*Records from a data source*.
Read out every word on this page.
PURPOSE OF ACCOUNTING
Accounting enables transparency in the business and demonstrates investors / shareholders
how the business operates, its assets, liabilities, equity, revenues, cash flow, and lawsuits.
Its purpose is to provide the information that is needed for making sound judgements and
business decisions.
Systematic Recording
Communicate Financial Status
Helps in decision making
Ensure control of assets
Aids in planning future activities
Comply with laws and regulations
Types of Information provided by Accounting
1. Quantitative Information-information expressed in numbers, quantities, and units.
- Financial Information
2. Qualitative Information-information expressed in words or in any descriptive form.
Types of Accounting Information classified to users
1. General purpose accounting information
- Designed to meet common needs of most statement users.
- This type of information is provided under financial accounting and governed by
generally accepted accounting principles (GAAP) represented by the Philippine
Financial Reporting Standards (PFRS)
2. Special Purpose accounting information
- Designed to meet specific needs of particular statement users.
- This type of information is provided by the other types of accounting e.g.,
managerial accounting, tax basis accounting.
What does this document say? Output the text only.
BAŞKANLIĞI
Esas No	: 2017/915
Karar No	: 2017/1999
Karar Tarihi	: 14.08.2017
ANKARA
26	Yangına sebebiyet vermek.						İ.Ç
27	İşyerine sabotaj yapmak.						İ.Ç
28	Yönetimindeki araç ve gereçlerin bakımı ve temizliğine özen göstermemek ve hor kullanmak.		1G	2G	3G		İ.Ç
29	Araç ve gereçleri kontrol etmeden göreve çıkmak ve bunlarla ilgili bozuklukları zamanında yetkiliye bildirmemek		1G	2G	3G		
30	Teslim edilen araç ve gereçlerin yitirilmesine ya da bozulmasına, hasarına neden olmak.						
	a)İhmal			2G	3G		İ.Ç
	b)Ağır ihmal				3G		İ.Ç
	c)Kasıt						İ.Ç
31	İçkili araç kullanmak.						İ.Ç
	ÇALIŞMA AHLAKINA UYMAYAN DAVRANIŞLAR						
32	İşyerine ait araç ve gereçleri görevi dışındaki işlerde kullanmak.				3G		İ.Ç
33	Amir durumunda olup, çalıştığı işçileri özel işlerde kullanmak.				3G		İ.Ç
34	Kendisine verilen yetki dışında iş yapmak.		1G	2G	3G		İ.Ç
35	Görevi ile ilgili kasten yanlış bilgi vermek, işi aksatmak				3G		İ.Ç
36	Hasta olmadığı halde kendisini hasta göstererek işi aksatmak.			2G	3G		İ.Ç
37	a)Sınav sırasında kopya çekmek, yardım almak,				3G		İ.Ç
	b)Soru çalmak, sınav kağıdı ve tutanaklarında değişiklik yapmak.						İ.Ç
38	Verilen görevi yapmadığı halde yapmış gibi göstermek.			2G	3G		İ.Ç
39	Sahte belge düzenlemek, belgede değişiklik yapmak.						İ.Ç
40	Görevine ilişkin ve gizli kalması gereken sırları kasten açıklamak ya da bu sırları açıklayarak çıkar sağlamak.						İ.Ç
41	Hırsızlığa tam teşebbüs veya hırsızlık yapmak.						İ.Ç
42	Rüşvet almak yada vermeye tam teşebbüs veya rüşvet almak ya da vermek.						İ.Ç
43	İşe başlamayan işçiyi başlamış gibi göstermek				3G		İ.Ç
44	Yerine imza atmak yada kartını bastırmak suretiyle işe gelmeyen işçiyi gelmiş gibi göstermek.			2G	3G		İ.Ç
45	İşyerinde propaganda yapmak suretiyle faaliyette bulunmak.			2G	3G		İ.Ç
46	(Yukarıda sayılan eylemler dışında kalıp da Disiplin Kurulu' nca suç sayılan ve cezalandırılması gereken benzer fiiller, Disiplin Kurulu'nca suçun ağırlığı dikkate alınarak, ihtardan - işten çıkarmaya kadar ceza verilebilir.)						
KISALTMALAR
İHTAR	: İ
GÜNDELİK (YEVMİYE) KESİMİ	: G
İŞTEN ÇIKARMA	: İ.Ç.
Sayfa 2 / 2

*The request*. Copy each line of the preceding data that contains the string "kullanmak".

*Answer to this exercise*.
28	Yönetimindeki araç ve gereçlerin bakımı ve temizliğine özen göstermemek ve hor kullanmak.		1G	2G	3G		İ.Ç
31	İçkili araç kullanmak.						İ.Ç
32	İşyerine ait araç ve gereçleri görevi dışındaki işlerde kullanmak.				3G		İ.Ç
33	Amir durumunda olup, çalıştığı işçileri özel işlerde kullanmak.				3G		İ.Ç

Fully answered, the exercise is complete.